• **Given exercise**
Look through the entries below and count the lines with the word "Reductive" in them; give only the number.

(Items listed in a dataset)
»»
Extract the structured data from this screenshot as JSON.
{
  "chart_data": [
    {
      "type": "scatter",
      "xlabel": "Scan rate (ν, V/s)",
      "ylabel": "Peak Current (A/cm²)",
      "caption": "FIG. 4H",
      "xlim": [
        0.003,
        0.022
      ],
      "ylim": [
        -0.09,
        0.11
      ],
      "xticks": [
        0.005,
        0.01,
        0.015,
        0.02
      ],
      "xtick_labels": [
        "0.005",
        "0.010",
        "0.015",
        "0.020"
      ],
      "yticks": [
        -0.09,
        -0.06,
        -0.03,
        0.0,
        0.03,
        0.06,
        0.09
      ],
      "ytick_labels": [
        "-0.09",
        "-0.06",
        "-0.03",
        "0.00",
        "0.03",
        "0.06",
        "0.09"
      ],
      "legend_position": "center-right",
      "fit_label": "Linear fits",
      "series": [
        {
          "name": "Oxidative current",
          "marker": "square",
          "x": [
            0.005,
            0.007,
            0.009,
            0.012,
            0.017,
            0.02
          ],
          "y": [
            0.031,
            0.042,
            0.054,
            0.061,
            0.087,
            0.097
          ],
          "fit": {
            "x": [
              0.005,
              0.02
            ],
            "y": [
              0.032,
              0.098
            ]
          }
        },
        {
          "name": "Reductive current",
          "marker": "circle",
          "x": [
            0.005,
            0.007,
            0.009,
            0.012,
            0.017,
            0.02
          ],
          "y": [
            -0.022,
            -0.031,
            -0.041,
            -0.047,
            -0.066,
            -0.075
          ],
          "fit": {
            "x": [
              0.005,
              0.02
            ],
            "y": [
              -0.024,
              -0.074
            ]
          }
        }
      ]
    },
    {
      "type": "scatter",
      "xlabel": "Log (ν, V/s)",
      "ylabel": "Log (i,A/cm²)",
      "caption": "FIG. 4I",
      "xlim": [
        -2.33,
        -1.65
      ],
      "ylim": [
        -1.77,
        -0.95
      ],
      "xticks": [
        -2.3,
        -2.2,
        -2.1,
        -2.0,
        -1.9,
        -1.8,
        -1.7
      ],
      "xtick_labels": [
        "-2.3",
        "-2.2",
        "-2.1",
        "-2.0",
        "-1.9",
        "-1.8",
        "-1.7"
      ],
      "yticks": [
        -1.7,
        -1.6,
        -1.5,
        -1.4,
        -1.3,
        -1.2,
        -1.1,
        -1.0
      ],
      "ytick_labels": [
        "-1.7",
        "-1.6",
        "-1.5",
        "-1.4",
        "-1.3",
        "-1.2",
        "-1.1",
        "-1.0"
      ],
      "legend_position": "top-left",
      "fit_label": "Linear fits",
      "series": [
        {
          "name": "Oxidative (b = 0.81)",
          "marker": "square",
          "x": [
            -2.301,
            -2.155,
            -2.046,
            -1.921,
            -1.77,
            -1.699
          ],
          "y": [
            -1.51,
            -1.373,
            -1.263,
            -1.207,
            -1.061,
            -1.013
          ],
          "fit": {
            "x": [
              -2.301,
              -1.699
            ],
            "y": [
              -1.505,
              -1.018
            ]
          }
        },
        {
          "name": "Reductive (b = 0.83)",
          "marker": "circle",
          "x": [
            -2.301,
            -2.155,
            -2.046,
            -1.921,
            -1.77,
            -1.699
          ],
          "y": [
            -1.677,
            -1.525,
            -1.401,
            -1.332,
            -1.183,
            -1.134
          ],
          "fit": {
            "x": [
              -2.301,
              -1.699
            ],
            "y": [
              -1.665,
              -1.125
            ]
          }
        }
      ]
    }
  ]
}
««
• **Finished task**
2